▶ _Exercise aim_:
Quote the listing below in its entirety.

Data entries
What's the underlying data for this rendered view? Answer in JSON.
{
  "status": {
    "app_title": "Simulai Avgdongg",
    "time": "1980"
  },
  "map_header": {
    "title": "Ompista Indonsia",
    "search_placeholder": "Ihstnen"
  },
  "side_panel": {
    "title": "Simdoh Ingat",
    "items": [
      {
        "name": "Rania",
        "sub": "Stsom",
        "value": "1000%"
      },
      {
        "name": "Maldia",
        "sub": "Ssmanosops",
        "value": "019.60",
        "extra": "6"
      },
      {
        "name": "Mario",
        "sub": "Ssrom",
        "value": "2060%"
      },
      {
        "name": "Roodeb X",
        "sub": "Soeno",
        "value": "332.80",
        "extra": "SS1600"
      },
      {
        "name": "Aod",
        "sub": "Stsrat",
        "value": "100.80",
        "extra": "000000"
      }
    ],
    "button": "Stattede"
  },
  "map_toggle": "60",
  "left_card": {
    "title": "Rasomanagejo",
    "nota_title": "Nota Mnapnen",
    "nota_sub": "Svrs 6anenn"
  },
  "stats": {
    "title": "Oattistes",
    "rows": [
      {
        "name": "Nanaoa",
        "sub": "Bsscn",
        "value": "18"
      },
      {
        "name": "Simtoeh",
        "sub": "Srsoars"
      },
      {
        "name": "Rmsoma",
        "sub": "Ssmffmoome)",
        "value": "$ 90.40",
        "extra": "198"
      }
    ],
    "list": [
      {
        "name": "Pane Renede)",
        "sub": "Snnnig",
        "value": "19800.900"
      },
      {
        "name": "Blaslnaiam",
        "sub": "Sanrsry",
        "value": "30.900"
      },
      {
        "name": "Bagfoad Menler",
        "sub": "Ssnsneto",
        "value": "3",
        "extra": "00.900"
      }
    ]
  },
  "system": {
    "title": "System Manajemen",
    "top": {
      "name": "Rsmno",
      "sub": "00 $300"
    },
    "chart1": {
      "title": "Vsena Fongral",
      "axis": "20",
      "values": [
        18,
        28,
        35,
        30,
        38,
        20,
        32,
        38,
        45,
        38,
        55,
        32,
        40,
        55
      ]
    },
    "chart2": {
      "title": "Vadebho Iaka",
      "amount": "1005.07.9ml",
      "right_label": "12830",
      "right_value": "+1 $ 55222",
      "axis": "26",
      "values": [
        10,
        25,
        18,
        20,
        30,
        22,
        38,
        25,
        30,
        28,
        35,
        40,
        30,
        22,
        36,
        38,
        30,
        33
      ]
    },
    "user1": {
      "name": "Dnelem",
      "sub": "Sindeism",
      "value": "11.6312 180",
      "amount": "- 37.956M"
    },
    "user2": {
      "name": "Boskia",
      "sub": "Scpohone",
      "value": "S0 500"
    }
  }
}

▶ _Full solution_:
What's the underlying data for this rendered view? Answer in JSON.
{
  "status": {
    "app_title": "Simulai Avgdongg",
    "time": "1980"
  },
  "map_header": {
    "title": "Ompista Indonsia",
    "search_placeholder": "Ihstnen"
  },
  "side_panel": {
    "title": "Simdoh Ingat",
    "items": [
      {
        "name": "Rania",
        "sub": "Stsom",
        "value": "1000%"
      },
      {
        "name": "Maldia",
        "sub": "Ssmanosops",
        "value": "019.60",
        "extra": "6"
      },
      {
        "name": "Mario",
        "sub": "Ssrom",
        "value": "2060%"
      },
      {
        "name": "Roodeb X",
        "sub": "Soeno",
        "value": "332.80",
        "extra": "SS1600"
      },
      {
        "name": "Aod",
        "sub": "Stsrat",
        "value": "100.80",
        "extra": "000000"
      }
    ],
    "button": "Stattede"
  },
  "map_toggle": "60",
  "left_card": {
    "title": "Rasomanagejo",
    "nota_title": "Nota Mnapnen",
    "nota_sub": "Svrs 6anenn"
  },
  "stats": {
    "title": "Oattistes",
    "rows": [
      {
        "name": "Nanaoa",
        "sub": "Bsscn",
        "value": "18"
      },
      {
        "name": "Simtoeh",
        "sub": "Srsoars"
      },
      {
        "name": "Rmsoma",
        "sub": "Ssmffmoome)",
        "value": "$ 90.40",
        "extra": "198"
      }
    ],
    "list": [
      {
        "name": "Pane Renede)",
        "sub": "Snnnig",
        "value": "19800.900"
      },
      {
        "name": "Blaslnaiam",
        "sub": "Sanrsry",
        "value": "30.900"
      },
      {
        "name": "Bagfoad Menler",
        "sub": "Ssnsneto",
        "value": "3",
        "extra": "00.900"
      }
    ]
  },
  "system": {
    "title": "System Manajemen",
    "top": {
      "name": "Rsmno",
      "sub": "00 $300"
    },
    "chart1": {
      "title": "Vsena Fongral",
      "axis": "20",
      "values": [
        18,
        28,
        35,
        30,
        38,
        20,
        32,
        38,
        45,
        38,
        55,
        32,
        40,
        55
      ]
    },
    "chart2": {
      "title": "Vadebho Iaka",
      "amount": "1005.07.9ml",
      "right_label": "12830",
      "right_value": "+1 $ 55222",
      "axis": "26",
      "values": [
        10,
        25,
        18,
        20,
        30,
        22,
        38,
        25,
        30,
        28,
        35,
        40,
        30,
        22,
        36,
        38,
        30,
        33
      ]
    },
    "user1": {
      "name": "Dnelem",
      "sub": "Sindeism",
      "value": "11.6312 180",
      "amount": "- 37.956M"
    },
    "user2": {
      "name": "Boskia",
      "sub": "Scpohone",
      "value": "S0 500"
    }
  }
}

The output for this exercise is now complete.